**Dataset records on visual material:**
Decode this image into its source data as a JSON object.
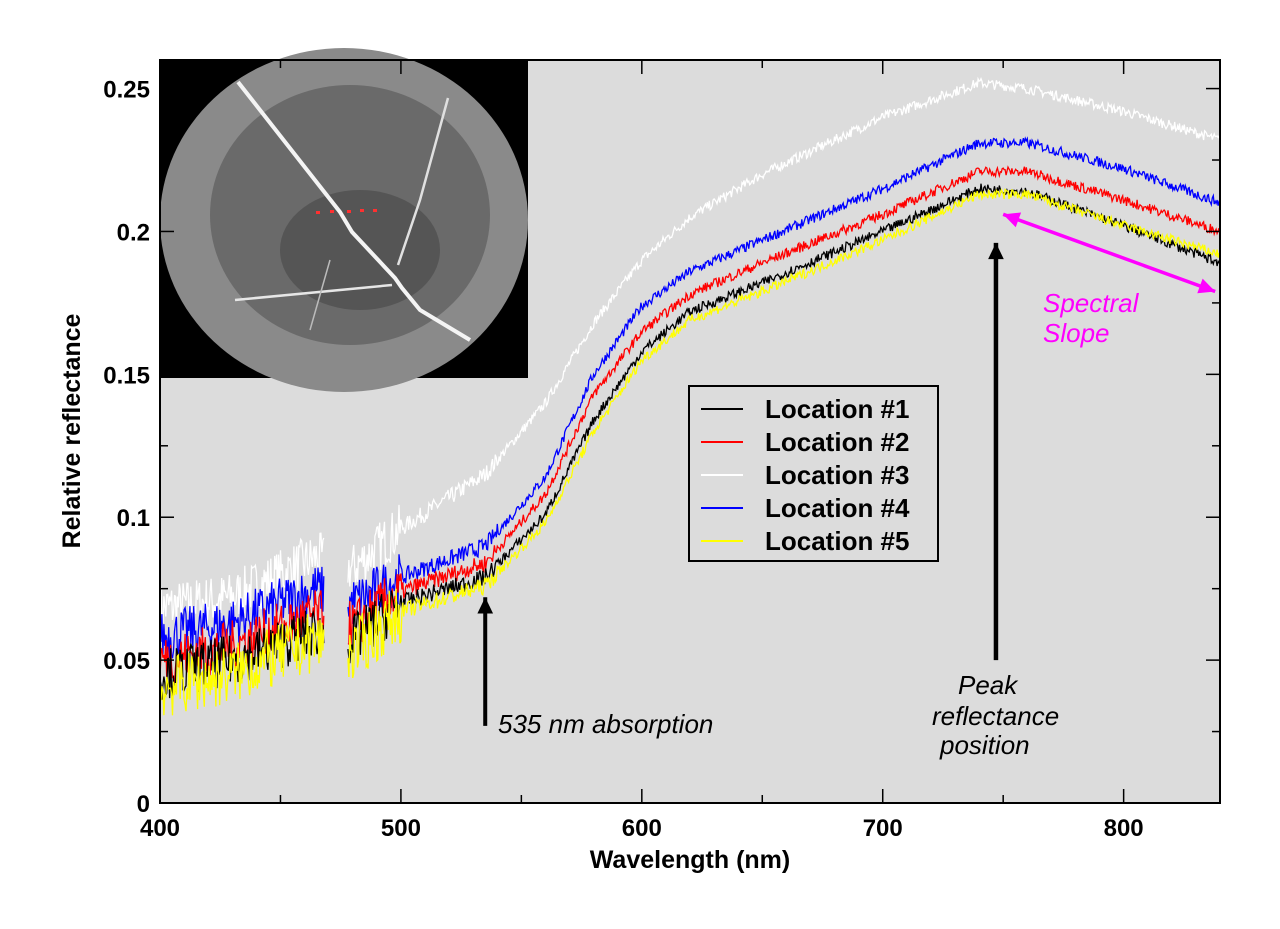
{
  "chart_data": {
    "type": "line",
    "title": "",
    "xlabel": "Wavelength (nm)",
    "ylabel": "Relative reflectance",
    "xlim": [
      400,
      840
    ],
    "ylim": [
      0,
      0.26
    ],
    "xticks": [
      400,
      500,
      600,
      700,
      800
    ],
    "yticks": [
      0,
      0.05,
      0.1,
      0.15,
      0.2,
      0.25
    ],
    "xtick_labels": [
      "400",
      "500",
      "600",
      "700",
      "800"
    ],
    "ytick_labels": [
      "0",
      "0.05",
      "0.1",
      "0.15",
      "0.2",
      "0.25"
    ],
    "grid": false,
    "background": "#dcdcdc",
    "data_gap_nm": [
      468,
      478
    ],
    "x": [
      400,
      430,
      465,
      480,
      500,
      535,
      560,
      580,
      600,
      620,
      650,
      700,
      740,
      760,
      800,
      840
    ],
    "series": [
      {
        "name": "Location #1",
        "color": "#000000",
        "values": [
          0.045,
          0.05,
          0.06,
          0.057,
          0.07,
          0.079,
          0.101,
          0.134,
          0.158,
          0.172,
          0.182,
          0.2,
          0.215,
          0.214,
          0.202,
          0.189
        ]
      },
      {
        "name": "Location #2",
        "color": "#ff0000",
        "values": [
          0.05,
          0.055,
          0.066,
          0.062,
          0.074,
          0.084,
          0.108,
          0.143,
          0.165,
          0.178,
          0.189,
          0.206,
          0.221,
          0.221,
          0.211,
          0.2
        ]
      },
      {
        "name": "Location #3",
        "color": "#ffffff",
        "values": [
          0.068,
          0.072,
          0.086,
          0.082,
          0.096,
          0.115,
          0.14,
          0.168,
          0.19,
          0.205,
          0.22,
          0.24,
          0.252,
          0.25,
          0.242,
          0.232
        ]
      },
      {
        "name": "Location #4",
        "color": "#0000ff",
        "values": [
          0.058,
          0.063,
          0.075,
          0.07,
          0.079,
          0.09,
          0.114,
          0.15,
          0.174,
          0.186,
          0.197,
          0.215,
          0.231,
          0.231,
          0.222,
          0.21
        ]
      },
      {
        "name": "Location #5",
        "color": "#ffff00",
        "values": [
          0.04,
          0.045,
          0.057,
          0.053,
          0.067,
          0.076,
          0.098,
          0.13,
          0.155,
          0.169,
          0.179,
          0.197,
          0.213,
          0.213,
          0.202,
          0.192
        ]
      }
    ],
    "legend_position": "center-right",
    "annotations": [
      {
        "text": "535 nm absorption",
        "color": "#000000",
        "arrow_x": 535,
        "arrow_y_from": 0.027,
        "arrow_y_to": 0.072
      },
      {
        "text_lines": [
          "Peak",
          "reflectance",
          "position"
        ],
        "color": "#000000",
        "arrow_x": 747,
        "arrow_y_from": 0.05,
        "arrow_y_to": 0.196
      },
      {
        "text_lines": [
          "Spectral",
          "Slope"
        ],
        "color": "#ff00ff",
        "arrow_from": [
          750,
          0.206
        ],
        "arrow_to": [
          838,
          0.179
        ]
      }
    ],
    "inset": "grayscale circular fundus image with red location markers"
  }
}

**EXERCISE DESCRIPTION:** Reproduce every line precisely as given, omitting all pictures.

**REPLY:**
Decode this image into its source data as a JSON object.
{
  "chart_data": {
    "type": "line",
    "title": "",
    "xlabel": "Wavelength (nm)",
    "ylabel": "Relative reflectance",
    "xlim": [
      400,
      840
    ],
    "ylim": [
      0,
      0.26
    ],
    "xticks": [
      400,
      500,
      600,
      700,
      800
    ],
    "yticks": [
      0,
      0.05,
      0.1,
      0.15,
      0.2,
      0.25
    ],
    "xtick_labels": [
      "400",
      "500",
      "600",
      "700",
      "800"
    ],
    "ytick_labels": [
      "0",
      "0.05",
      "0.1",
      "0.15",
      "0.2",
      "0.25"
    ],
    "grid": false,
    "background": "#dcdcdc",
    "data_gap_nm": [
      468,
      478
    ],
    "x": [
      400,
      430,
      465,
      480,
      500,
      535,
      560,
      580,
      600,
      620,
      650,
      700,
      740,
      760,
      800,
      840
    ],
    "series": [
      {
        "name": "Location #1",
        "color": "#000000",
        "values": [
          0.045,
          0.05,
          0.06,
          0.057,
          0.07,
          0.079,
          0.101,
          0.134,
          0.158,
          0.172,
          0.182,
          0.2,
          0.215,
          0.214,
          0.202,
          0.189
        ]
      },
      {
        "name": "Location #2",
        "color": "#ff0000",
        "values": [
          0.05,
          0.055,
          0.066,
          0.062,
          0.074,
          0.084,
          0.108,
          0.143,
          0.165,
          0.178,
          0.189,
          0.206,
          0.221,
          0.221,
          0.211,
          0.2
        ]
      },
      {
        "name": "Location #3",
        "color": "#ffffff",
        "values": [
          0.068,
          0.072,
          0.086,
          0.082,
          0.096,
          0.115,
          0.14,
          0.168,
          0.19,
          0.205,
          0.22,
          0.24,
          0.252,
          0.25,
          0.242,
          0.232
        ]
      },
      {
        "name": "Location #4",
        "color": "#0000ff",
        "values": [
          0.058,
          0.063,
          0.075,
          0.07,
          0.079,
          0.09,
          0.114,
          0.15,
          0.174,
          0.186,
          0.197,
          0.215,
          0.231,
          0.231,
          0.222,
          0.21
        ]
      },
      {
        "name": "Location #5",
        "color": "#ffff00",
        "values": [
          0.04,
          0.045,
          0.057,
          0.053,
          0.067,
          0.076,
          0.098,
          0.13,
          0.155,
          0.169,
          0.179,
          0.197,
          0.213,
          0.213,
          0.202,
          0.192
        ]
      }
    ],
    "legend_position": "center-right",
    "annotations": [
      {
        "text": "535 nm absorption",
        "color": "#000000",
        "arrow_x": 535,
        "arrow_y_from": 0.027,
        "arrow_y_to": 0.072
      },
      {
        "text_lines": [
          "Peak",
          "reflectance",
          "position"
        ],
        "color": "#000000",
        "arrow_x": 747,
        "arrow_y_from": 0.05,
        "arrow_y_to": 0.196
      },
      {
        "text_lines": [
          "Spectral",
          "Slope"
        ],
        "color": "#ff00ff",
        "arrow_from": [
          750,
          0.206
        ],
        "arrow_to": [
          838,
          0.179
        ]
      }
    ],
    "inset": "grayscale circular fundus image with red location markers"
  }
}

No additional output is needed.